## Given task:
Wherever the word "label" turns up in a line of the entries, copy that line.
┌──
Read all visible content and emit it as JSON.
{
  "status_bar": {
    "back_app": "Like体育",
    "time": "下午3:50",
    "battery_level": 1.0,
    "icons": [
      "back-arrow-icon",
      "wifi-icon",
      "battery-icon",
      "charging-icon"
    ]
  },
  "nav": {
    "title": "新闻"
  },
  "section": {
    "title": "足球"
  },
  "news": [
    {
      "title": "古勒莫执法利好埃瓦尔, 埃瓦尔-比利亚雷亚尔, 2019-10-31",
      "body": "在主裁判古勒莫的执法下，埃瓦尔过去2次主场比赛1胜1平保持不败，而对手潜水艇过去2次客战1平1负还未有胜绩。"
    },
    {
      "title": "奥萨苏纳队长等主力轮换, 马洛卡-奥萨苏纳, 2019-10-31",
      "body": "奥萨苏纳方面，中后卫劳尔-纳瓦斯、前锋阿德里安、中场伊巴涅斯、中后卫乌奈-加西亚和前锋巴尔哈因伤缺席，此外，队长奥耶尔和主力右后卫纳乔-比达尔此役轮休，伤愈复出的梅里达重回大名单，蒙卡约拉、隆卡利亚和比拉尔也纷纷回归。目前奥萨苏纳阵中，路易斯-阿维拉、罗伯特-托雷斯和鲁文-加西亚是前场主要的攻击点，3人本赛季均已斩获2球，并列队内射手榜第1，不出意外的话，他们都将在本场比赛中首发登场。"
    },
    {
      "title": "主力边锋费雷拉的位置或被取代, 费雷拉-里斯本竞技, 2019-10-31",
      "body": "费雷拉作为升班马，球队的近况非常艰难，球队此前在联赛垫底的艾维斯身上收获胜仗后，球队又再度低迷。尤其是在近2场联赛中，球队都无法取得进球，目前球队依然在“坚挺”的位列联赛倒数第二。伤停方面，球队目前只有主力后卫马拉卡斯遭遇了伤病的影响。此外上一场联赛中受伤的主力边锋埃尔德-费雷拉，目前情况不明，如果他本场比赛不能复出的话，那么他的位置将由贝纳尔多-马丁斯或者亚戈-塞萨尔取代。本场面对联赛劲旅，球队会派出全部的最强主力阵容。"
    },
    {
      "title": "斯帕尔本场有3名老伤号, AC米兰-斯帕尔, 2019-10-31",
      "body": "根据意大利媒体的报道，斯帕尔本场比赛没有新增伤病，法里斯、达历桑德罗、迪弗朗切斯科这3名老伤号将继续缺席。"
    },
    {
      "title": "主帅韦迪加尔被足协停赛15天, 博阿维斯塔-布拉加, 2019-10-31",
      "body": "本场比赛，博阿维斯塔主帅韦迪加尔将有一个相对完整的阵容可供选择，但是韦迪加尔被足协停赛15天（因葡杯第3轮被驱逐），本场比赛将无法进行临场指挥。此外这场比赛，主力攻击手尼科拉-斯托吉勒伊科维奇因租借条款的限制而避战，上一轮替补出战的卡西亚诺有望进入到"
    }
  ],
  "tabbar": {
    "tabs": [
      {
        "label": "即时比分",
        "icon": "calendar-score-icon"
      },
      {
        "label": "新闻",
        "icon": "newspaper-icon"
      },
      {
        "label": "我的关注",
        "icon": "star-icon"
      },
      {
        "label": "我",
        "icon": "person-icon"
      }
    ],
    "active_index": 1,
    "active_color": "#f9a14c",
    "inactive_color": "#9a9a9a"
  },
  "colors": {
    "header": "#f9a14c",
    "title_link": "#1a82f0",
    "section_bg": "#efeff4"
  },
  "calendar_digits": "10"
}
└──
## The reply:
        "label": "即时比分",
        "label": "新闻",
        "label": "我的关注",
        "label": "我",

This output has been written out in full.